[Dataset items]
────

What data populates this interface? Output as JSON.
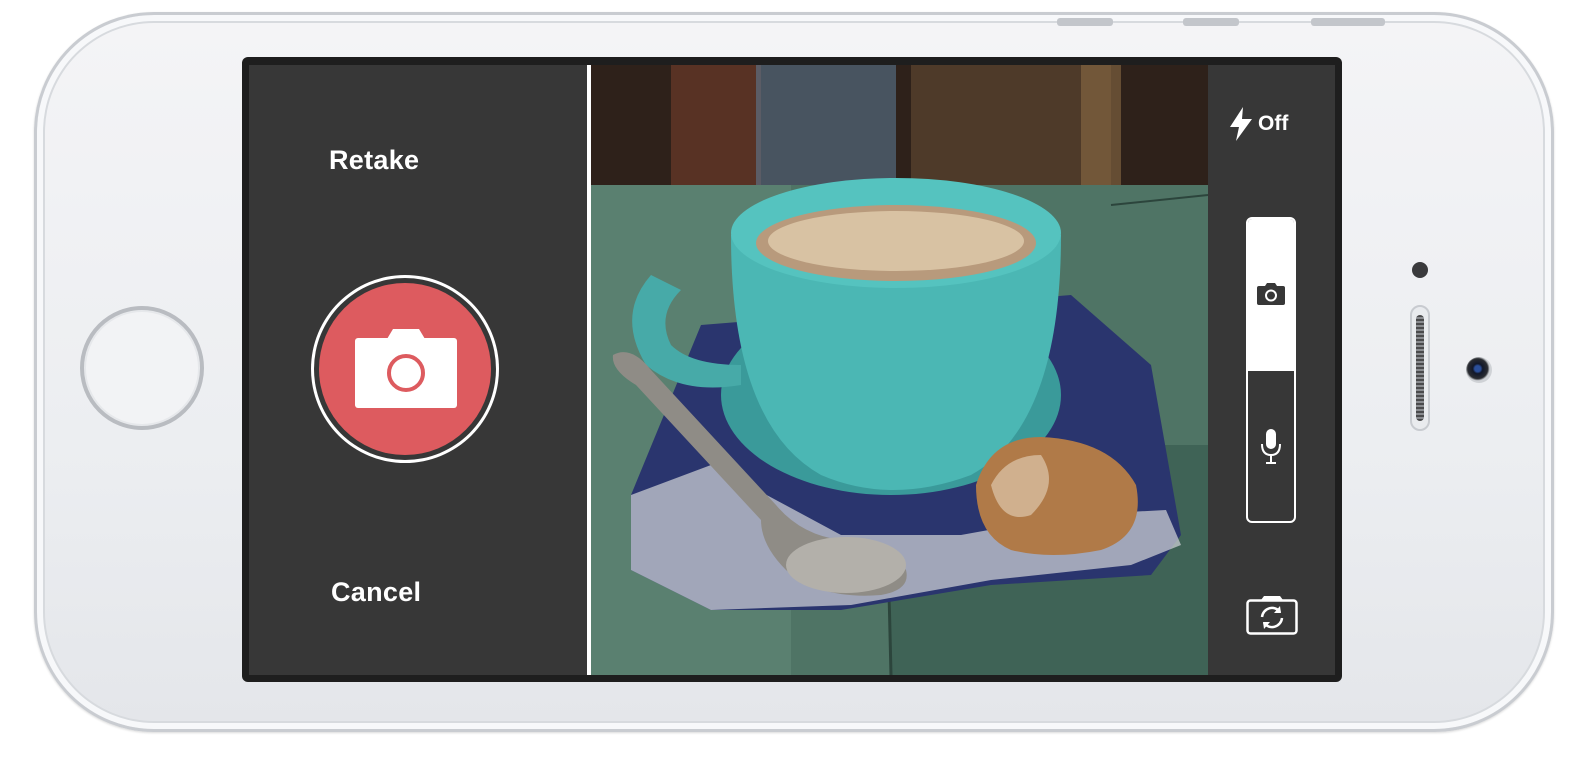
{
  "left_panel": {
    "retake_label": "Retake",
    "cancel_label": "Cancel",
    "shutter_icon": "camera-icon"
  },
  "right_panel": {
    "flash_icon": "lightning-bolt-icon",
    "flash_label": "Off",
    "mode_toggle": {
      "selected": "photo",
      "photo_icon": "camera-icon",
      "audio_icon": "microphone-icon"
    },
    "switch_camera_icon": "camera-switch-icon"
  },
  "viewfinder": {
    "subject": "viewfinder-image"
  },
  "colors": {
    "shutter_red": "#dd5b5f",
    "panel_dark": "#373737",
    "text_white": "#ffffff"
  }
}
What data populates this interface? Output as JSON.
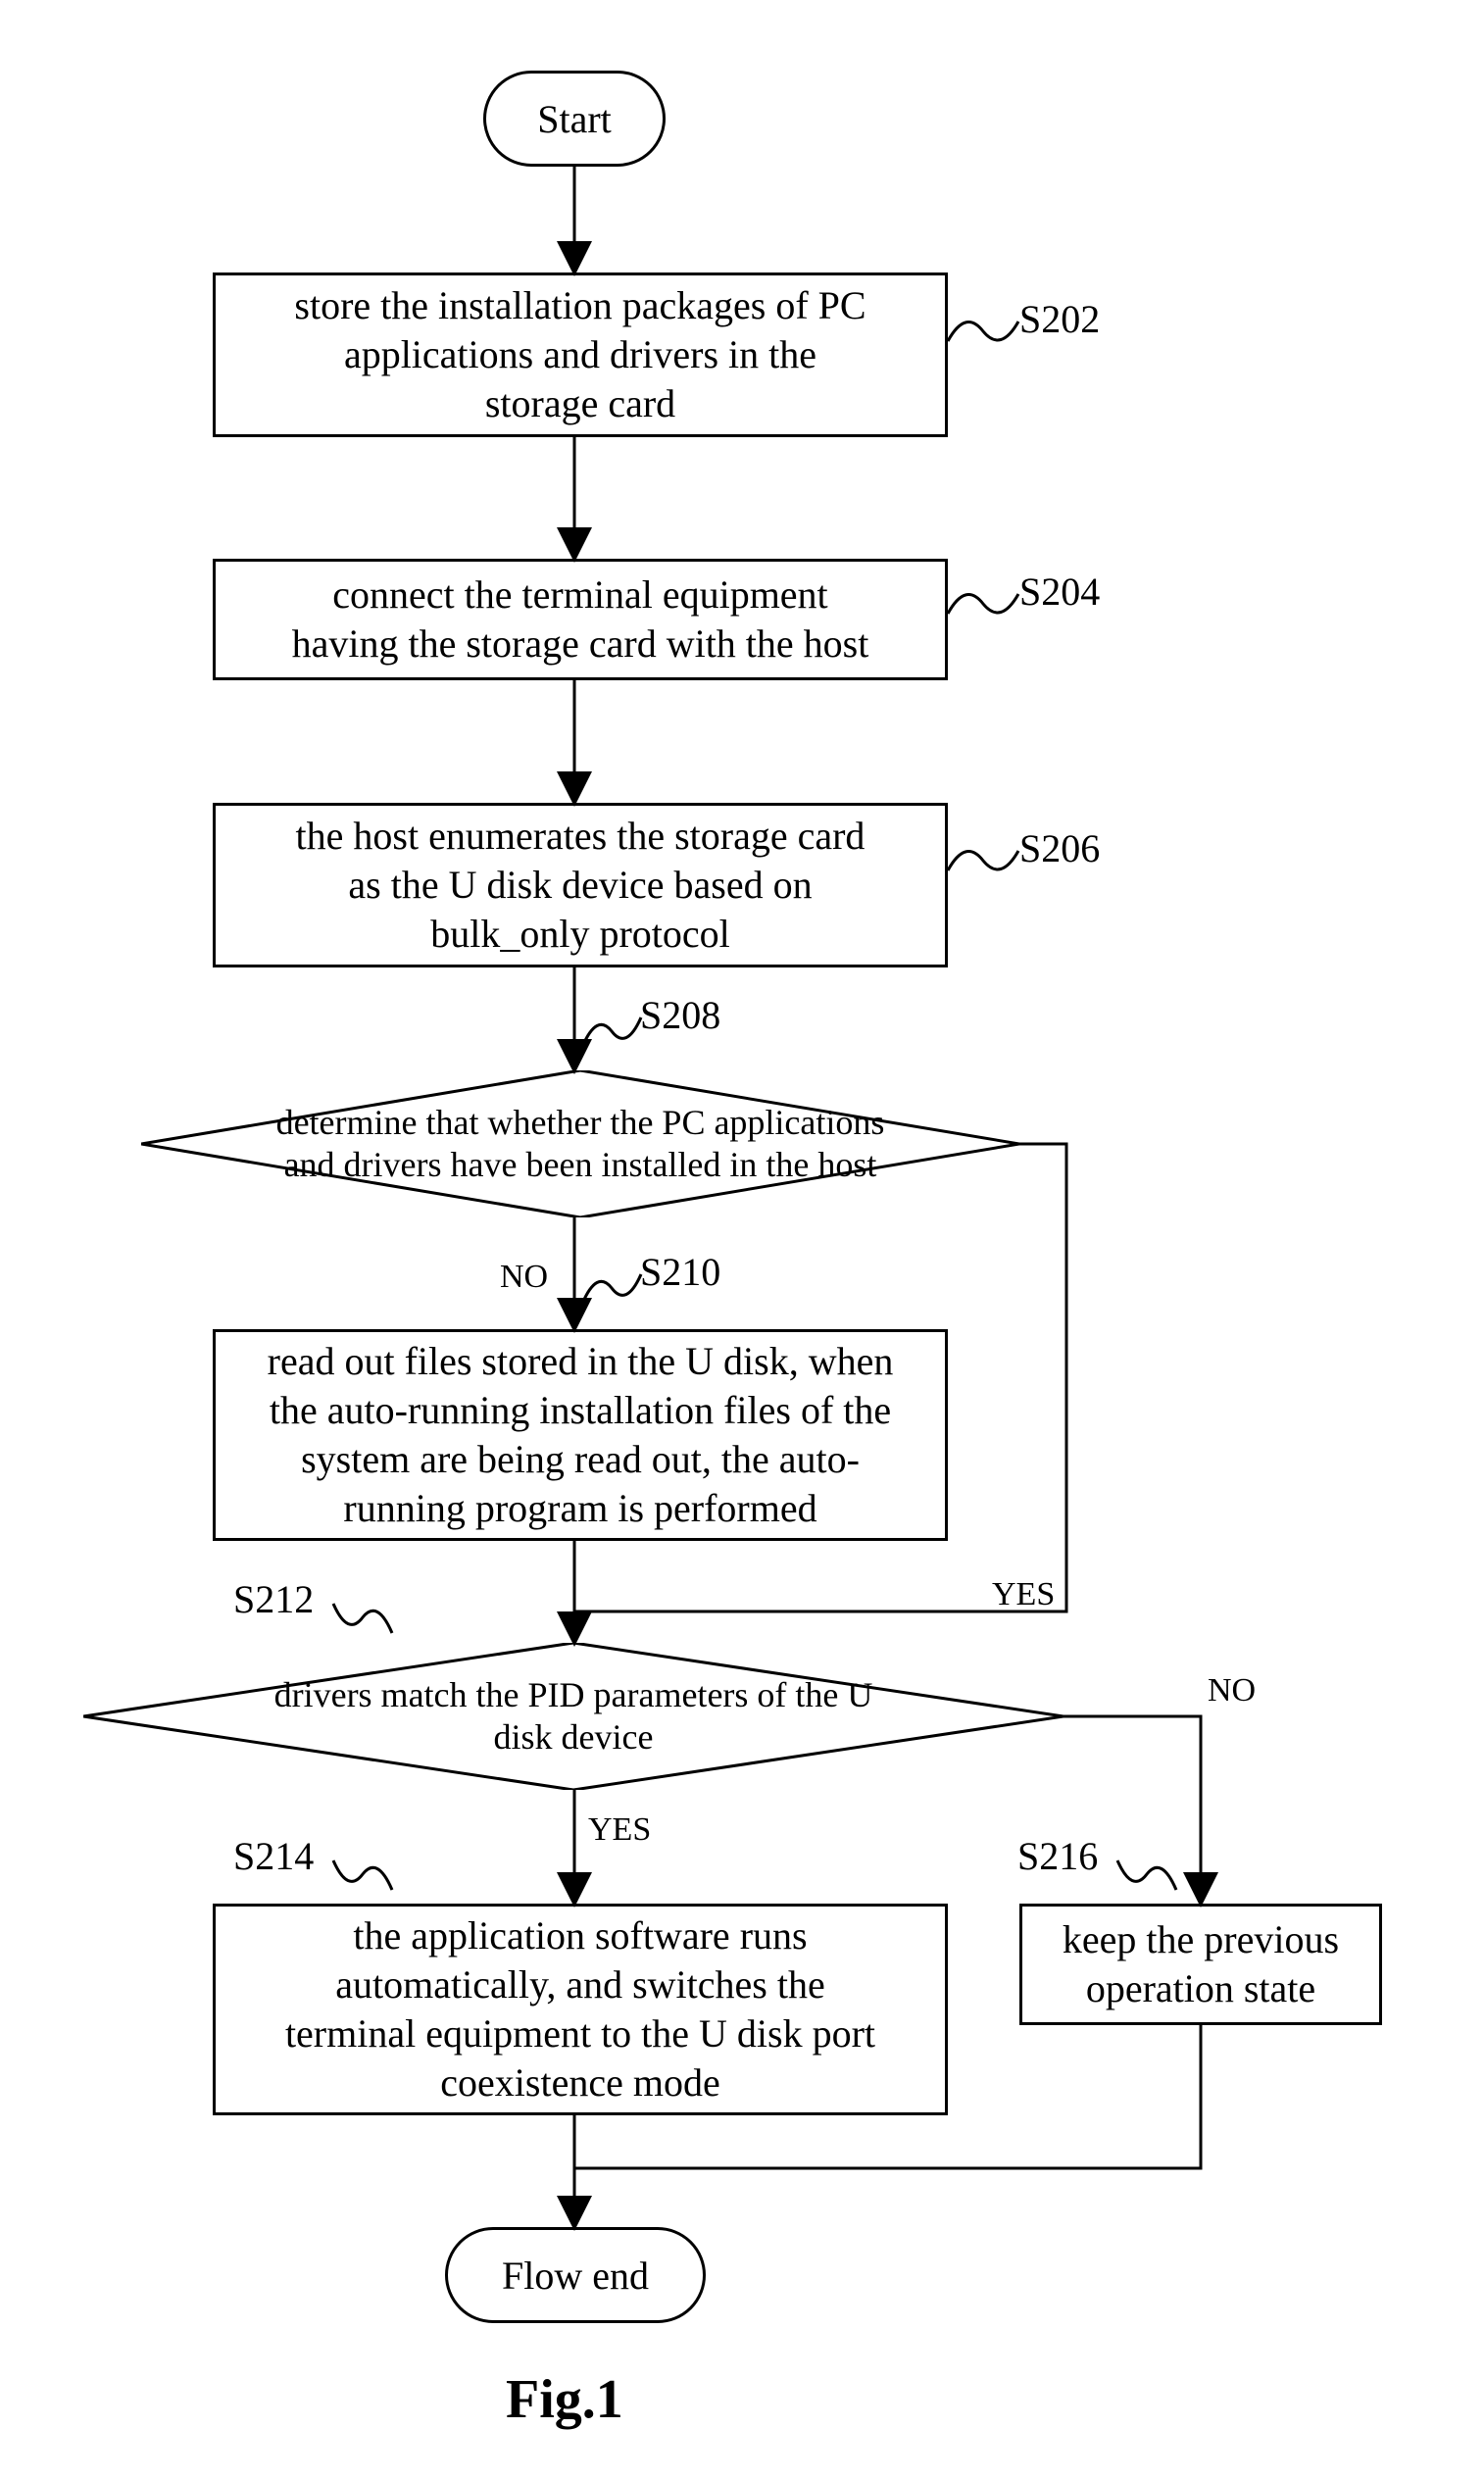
{
  "nodes": {
    "start": "Start",
    "s202": "store the installation packages of PC\napplications and drivers in the\nstorage card",
    "s204": "connect the terminal equipment\nhaving the storage card with the host",
    "s206": "the host enumerates the storage card\nas the U disk device based on\nbulk_only protocol",
    "s208": "determine that whether the PC applications\nand drivers have been installed in the host",
    "s210": "read out files stored in the U disk, when\nthe auto-running installation files of the\nsystem are being read out, the auto-\nrunning program is performed",
    "s212": "drivers match the PID parameters of the U\ndisk device",
    "s214": "the application software runs\nautomatically, and switches the\nterminal equipment to the U disk port\ncoexistence mode",
    "s216": "keep the previous\noperation state",
    "end": "Flow end"
  },
  "labels": {
    "s202": "S202",
    "s204": "S204",
    "s206": "S206",
    "s208": "S208",
    "s210": "S210",
    "s212": "S212",
    "s214": "S214",
    "s216": "S216"
  },
  "branches": {
    "no": "NO",
    "yes": "YES"
  },
  "figure": "Fig.1"
}
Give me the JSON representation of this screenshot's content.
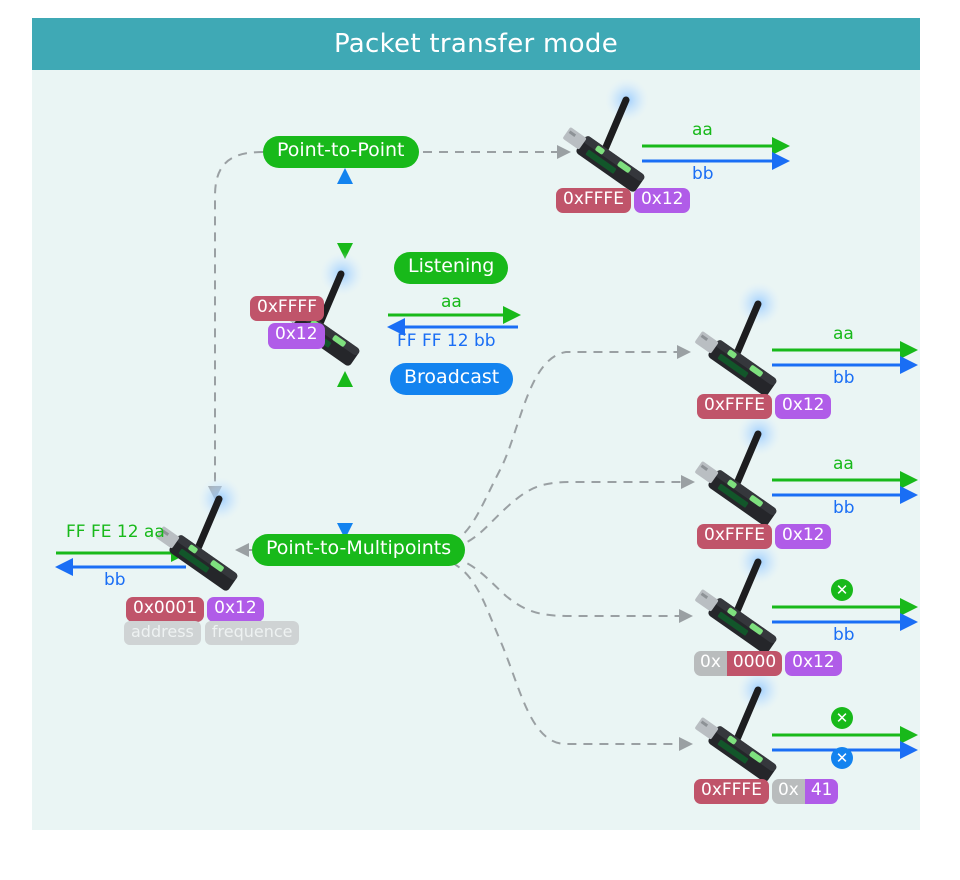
{
  "header": {
    "title": "Packet transfer mode"
  },
  "colors": {
    "header_bg": "#3fa9b5",
    "panel_bg": "#eaf5f4",
    "green": "#18b91a",
    "blue": "#1383ef",
    "red_badge": "#c0546a",
    "purple_badge": "#b05ce8",
    "gray_badge": "#b9bcbd",
    "dashed_line": "#9aa0a3"
  },
  "nodes": {
    "point_to_point": "Point-to-Point",
    "listening": "Listening",
    "broadcast": "Broadcast",
    "point_to_multipoints": "Point-to-Multipoints"
  },
  "devices": [
    {
      "id": "p2p-target",
      "tx_label": "aa",
      "rx_label": "bb",
      "tx_ok": true,
      "rx_ok": true,
      "address": "0xFFFE",
      "address_style": "red",
      "frequence": "0x12",
      "frequence_style": "purple"
    },
    {
      "id": "listening-node",
      "tx_label": "aa",
      "rx_label": "FF FF 12 bb",
      "tx_ok": true,
      "rx_ok": true,
      "address": "0xFFFF",
      "address_style": "red",
      "frequence": "0x12",
      "frequence_style": "purple"
    },
    {
      "id": "source-node",
      "tx_label": "FF FE 12 aa",
      "rx_label": "bb",
      "tx_ok": true,
      "rx_ok": true,
      "address": "0x0001",
      "address_style": "red",
      "frequence": "0x12",
      "frequence_style": "purple",
      "address_caption": "address",
      "frequence_caption": "frequence"
    },
    {
      "id": "multi-target-1",
      "tx_label": "aa",
      "rx_label": "bb",
      "tx_ok": true,
      "rx_ok": true,
      "address": "0xFFFE",
      "address_style": "red",
      "frequence": "0x12",
      "frequence_style": "purple"
    },
    {
      "id": "multi-target-2",
      "tx_label": "aa",
      "rx_label": "bb",
      "tx_ok": true,
      "rx_ok": true,
      "address": "0xFFFE",
      "address_style": "red",
      "frequence": "0x12",
      "frequence_style": "purple"
    },
    {
      "id": "multi-target-3",
      "tx_label": "",
      "rx_label": "bb",
      "tx_ok": false,
      "rx_ok": true,
      "address_prefix": "0x",
      "address_suffix": "0000",
      "address_style": "split-gray-red",
      "frequence": "0x12",
      "frequence_style": "purple"
    },
    {
      "id": "multi-target-4",
      "tx_label": "",
      "rx_label": "",
      "tx_ok": false,
      "rx_ok": false,
      "address": "0xFFFE",
      "address_style": "red",
      "frequence_prefix": "0x",
      "frequence_suffix": "41",
      "frequence_style": "split-gray-purple"
    }
  ],
  "marks": {
    "blocked": "✕"
  }
}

────

Instructions to follow: Make an exact copy of all the material, but keep the pictures out of it.

Response to the exercise:
What data populates this interface? Output as JSON.
{
  "left_panel": {
    "retake_label": "Retake",
    "cancel_label": "Cancel",
    "shutter_icon": "camera-icon"
  },
  "right_panel": {
    "flash_icon": "lightning-bolt-icon",
    "flash_label": "Off",
    "mode_toggle": {
      "selected": "photo",
      "photo_icon": "camera-icon",
      "audio_icon": "microphone-icon"
    },
    "switch_camera_icon": "camera-switch-icon"
  },
  "viewfinder": {
    "subject": "viewfinder-image"
  },
  "colors": {
    "shutter_red": "#dd5b5f",
    "panel_dark": "#373737",
    "text_white": "#ffffff"
  }
}
What data populates this interface? Output as JSON.
{
  "nodes": {
    "start": "Start",
    "s202": "store the installation packages of PC\napplications and drivers in the\nstorage card",
    "s204": "connect the terminal equipment\nhaving the storage card with the host",
    "s206": "the host enumerates the storage card\nas the U disk device based on\nbulk_only protocol",
    "s208": "determine that whether the PC applications\nand drivers have been installed in the host",
    "s210": "read out files stored in the U disk, when\nthe auto-running installation files of the\nsystem are being read out, the auto-\nrunning program is performed",
    "s212": "drivers match the PID parameters of the U\ndisk device",
    "s214": "the application software runs\nautomatically, and switches the\nterminal equipment to the U disk port\ncoexistence mode",
    "s216": "keep the previous\noperation state",
    "end": "Flow end"
  },
  "labels": {
    "s202": "S202",
    "s204": "S204",
    "s206": "S206",
    "s208": "S208",
    "s210": "S210",
    "s212": "S212",
    "s214": "S214",
    "s216": "S216"
  },
  "branches": {
    "no": "NO",
    "yes": "YES"
  },
  "figure": "Fig.1"
}
Give me the JSON representation of this screenshot's content.
{
  "header": {
    "title": "Packet transfer mode"
  },
  "colors": {
    "header_bg": "#3fa9b5",
    "panel_bg": "#eaf5f4",
    "green": "#18b91a",
    "blue": "#1383ef",
    "red_badge": "#c0546a",
    "purple_badge": "#b05ce8",
    "gray_badge": "#b9bcbd",
    "dashed_line": "#9aa0a3"
  },
  "nodes": {
    "point_to_point": "Point-to-Point",
    "listening": "Listening",
    "broadcast": "Broadcast",
    "point_to_multipoints": "Point-to-Multipoints"
  },
  "devices": [
    {
      "id": "p2p-target",
      "tx_label": "aa",
      "rx_label": "bb",
      "tx_ok": true,
      "rx_ok": true,
      "address": "0xFFFE",
      "address_style": "red",
      "frequence": "0x12",
      "frequence_style": "purple"
    },
    {
      "id": "listening-node",
      "tx_label": "aa",
      "rx_label": "FF FF 12 bb",
      "tx_ok": true,
      "rx_ok": true,
      "address": "0xFFFF",
      "address_style": "red",
      "frequence": "0x12",
      "frequence_style": "purple"
    },
    {
      "id": "source-node",
      "tx_label": "FF FE 12 aa",
      "rx_label": "bb",
      "tx_ok": true,
      "rx_ok": true,
      "address": "0x0001",
      "address_style": "red",
      "frequence": "0x12",
      "frequence_style": "purple",
      "address_caption": "address",
      "frequence_caption": "frequence"
    },
    {
      "id": "multi-target-1",
      "tx_label": "aa",
      "rx_label": "bb",
      "tx_ok": true,
      "rx_ok": true,
      "address": "0xFFFE",
      "address_style": "red",
      "frequence": "0x12",
      "frequence_style": "purple"
    },
    {
      "id": "multi-target-2",
      "tx_label": "aa",
      "rx_label": "bb",
      "tx_ok": true,
      "rx_ok": true,
      "address": "0xFFFE",
      "address_style": "red",
      "frequence": "0x12",
      "frequence_style": "purple"
    },
    {
      "id": "multi-target-3",
      "tx_label": "",
      "rx_label": "bb",
      "tx_ok": false,
      "rx_ok": true,
      "address_prefix": "0x",
      "address_suffix": "0000",
      "address_style": "split-gray-red",
      "frequence": "0x12",
      "frequence_style": "purple"
    },
    {
      "id": "multi-target-4",
      "tx_label": "",
      "rx_label": "",
      "tx_ok": false,
      "rx_ok": false,
      "address": "0xFFFE",
      "address_style": "red",
      "frequence_prefix": "0x",
      "frequence_suffix": "41",
      "frequence_style": "split-gray-purple"
    }
  ],
  "marks": {
    "blocked": "✕"
  }
}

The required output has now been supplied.